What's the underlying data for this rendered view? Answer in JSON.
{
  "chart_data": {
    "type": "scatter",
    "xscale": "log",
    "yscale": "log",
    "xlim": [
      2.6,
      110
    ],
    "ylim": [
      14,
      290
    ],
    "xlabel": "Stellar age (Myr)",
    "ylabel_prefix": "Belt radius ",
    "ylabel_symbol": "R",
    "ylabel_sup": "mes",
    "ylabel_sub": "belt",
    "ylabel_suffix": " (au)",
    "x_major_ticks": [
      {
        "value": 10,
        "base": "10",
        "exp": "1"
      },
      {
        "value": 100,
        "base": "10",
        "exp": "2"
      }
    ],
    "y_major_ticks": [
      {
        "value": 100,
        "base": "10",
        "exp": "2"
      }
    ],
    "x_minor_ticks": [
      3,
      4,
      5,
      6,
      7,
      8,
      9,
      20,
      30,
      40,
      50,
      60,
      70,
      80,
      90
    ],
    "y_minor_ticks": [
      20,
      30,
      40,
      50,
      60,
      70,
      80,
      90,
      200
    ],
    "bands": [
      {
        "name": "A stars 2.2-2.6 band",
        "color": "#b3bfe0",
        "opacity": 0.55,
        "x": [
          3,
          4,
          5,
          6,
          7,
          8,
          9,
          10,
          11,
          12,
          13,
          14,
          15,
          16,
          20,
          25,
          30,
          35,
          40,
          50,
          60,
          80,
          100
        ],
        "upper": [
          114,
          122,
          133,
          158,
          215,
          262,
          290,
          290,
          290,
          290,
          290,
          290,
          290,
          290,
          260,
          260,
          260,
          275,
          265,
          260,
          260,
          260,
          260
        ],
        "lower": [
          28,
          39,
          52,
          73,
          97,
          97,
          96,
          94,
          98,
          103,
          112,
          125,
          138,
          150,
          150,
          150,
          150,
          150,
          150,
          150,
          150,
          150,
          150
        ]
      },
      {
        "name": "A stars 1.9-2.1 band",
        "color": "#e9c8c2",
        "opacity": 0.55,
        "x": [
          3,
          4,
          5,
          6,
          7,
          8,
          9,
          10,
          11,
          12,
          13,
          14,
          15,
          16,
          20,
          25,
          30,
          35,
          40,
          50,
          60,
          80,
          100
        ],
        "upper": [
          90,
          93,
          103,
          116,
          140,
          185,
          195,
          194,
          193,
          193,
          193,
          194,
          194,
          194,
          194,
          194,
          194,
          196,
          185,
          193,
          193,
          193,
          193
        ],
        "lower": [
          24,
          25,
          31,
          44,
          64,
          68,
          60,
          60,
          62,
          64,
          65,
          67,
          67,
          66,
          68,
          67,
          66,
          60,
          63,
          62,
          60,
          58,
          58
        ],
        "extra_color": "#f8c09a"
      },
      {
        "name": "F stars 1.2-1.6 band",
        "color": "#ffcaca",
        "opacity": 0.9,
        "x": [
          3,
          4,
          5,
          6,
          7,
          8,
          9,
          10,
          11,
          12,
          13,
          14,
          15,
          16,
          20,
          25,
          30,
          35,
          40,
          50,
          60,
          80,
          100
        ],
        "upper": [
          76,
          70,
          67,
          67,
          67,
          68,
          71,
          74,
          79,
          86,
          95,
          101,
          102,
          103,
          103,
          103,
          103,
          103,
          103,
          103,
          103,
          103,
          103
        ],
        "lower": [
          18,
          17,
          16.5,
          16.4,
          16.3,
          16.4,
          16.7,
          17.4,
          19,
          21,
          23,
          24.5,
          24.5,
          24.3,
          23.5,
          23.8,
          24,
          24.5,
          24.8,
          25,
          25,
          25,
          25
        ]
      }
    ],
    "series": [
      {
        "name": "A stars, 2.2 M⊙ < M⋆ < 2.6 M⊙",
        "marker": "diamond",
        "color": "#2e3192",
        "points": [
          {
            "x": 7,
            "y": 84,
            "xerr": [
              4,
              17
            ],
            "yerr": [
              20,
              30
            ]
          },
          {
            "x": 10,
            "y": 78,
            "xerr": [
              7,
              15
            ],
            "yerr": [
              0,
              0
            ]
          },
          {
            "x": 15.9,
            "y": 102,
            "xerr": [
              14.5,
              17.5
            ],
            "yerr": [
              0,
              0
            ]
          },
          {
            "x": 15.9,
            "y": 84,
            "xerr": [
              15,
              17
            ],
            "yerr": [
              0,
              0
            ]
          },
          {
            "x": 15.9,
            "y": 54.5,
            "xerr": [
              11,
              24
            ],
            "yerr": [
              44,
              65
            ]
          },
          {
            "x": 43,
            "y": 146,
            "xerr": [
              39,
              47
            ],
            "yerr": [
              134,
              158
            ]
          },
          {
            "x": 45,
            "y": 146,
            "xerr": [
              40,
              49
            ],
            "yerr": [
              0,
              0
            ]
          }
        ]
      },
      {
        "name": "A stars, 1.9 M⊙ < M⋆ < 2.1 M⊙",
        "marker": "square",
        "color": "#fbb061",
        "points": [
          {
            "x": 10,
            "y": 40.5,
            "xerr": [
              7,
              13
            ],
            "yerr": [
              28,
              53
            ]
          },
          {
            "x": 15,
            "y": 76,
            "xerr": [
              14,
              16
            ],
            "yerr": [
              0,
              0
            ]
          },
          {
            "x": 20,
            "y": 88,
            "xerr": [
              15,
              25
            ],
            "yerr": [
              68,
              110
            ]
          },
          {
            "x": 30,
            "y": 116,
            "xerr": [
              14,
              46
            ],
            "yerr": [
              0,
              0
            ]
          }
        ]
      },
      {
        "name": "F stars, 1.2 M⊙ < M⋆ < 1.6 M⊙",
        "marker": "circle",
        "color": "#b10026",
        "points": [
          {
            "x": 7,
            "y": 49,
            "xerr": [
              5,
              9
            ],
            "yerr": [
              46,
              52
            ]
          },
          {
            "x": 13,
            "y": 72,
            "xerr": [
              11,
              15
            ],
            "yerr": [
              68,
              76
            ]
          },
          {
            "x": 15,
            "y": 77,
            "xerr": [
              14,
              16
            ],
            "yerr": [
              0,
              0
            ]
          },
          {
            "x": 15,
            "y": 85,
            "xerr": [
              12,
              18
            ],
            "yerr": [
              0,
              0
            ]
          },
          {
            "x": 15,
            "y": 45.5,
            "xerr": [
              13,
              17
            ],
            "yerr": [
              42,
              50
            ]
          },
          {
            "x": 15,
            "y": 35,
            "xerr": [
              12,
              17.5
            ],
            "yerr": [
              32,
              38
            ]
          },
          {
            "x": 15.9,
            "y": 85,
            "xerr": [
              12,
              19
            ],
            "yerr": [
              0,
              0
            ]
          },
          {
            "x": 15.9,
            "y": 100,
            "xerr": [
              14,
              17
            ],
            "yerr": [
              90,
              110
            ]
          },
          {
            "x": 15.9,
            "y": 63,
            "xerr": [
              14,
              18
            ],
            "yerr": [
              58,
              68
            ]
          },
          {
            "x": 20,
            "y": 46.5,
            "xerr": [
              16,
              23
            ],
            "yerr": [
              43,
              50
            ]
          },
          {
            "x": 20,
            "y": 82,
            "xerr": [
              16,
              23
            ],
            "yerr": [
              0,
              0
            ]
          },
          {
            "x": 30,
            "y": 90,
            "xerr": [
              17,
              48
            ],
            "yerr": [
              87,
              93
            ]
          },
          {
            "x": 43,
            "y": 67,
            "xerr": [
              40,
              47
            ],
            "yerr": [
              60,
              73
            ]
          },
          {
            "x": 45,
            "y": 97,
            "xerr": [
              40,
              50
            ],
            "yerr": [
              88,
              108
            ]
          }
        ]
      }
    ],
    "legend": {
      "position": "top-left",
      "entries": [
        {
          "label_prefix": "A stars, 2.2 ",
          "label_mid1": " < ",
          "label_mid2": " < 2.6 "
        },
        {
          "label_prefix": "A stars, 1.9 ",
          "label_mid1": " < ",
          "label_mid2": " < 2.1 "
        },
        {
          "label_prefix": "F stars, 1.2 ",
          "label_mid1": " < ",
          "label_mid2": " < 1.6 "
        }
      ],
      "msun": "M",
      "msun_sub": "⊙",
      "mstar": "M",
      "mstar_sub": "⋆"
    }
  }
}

┄┄┄┄┄┄┄┄┄┄

» **Exercise goal**: Determine how many lines of this listing contain "name", and give only the number.

» **Exercise output**: 6